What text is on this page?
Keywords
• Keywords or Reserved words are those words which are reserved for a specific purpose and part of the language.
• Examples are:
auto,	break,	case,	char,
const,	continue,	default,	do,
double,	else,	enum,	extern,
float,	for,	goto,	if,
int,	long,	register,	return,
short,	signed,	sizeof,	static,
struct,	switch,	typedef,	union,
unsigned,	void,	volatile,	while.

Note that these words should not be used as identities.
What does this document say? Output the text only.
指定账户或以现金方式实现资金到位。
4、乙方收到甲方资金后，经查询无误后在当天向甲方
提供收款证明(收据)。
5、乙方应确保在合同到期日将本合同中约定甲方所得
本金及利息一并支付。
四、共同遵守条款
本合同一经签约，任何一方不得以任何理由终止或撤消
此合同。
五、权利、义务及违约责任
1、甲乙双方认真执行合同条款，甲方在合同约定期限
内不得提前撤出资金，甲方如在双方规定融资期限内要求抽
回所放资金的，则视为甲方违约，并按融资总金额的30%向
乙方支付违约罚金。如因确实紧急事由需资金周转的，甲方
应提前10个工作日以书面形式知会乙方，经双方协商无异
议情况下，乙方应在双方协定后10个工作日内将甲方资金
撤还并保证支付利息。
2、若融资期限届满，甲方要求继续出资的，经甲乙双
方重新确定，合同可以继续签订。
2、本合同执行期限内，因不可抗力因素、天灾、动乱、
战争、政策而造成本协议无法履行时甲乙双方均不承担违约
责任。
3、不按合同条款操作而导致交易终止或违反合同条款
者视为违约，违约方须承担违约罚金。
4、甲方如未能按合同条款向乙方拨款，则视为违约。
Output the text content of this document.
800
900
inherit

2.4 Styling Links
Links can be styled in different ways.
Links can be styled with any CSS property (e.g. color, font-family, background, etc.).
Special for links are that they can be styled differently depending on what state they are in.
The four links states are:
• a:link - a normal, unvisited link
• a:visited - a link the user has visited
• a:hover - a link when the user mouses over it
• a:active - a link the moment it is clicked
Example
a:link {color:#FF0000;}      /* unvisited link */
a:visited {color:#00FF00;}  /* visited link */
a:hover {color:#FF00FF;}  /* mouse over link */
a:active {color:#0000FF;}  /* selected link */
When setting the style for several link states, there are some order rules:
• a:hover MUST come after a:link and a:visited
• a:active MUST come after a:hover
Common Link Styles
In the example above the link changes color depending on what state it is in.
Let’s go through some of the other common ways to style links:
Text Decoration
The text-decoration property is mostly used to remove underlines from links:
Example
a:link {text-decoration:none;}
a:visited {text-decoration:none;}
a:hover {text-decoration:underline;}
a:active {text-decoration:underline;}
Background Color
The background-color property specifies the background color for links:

**TASK GOAL**. Across the material above, count every line holding "that" and write down only the number.

**ANSWER TO THE EXERCISE**. 2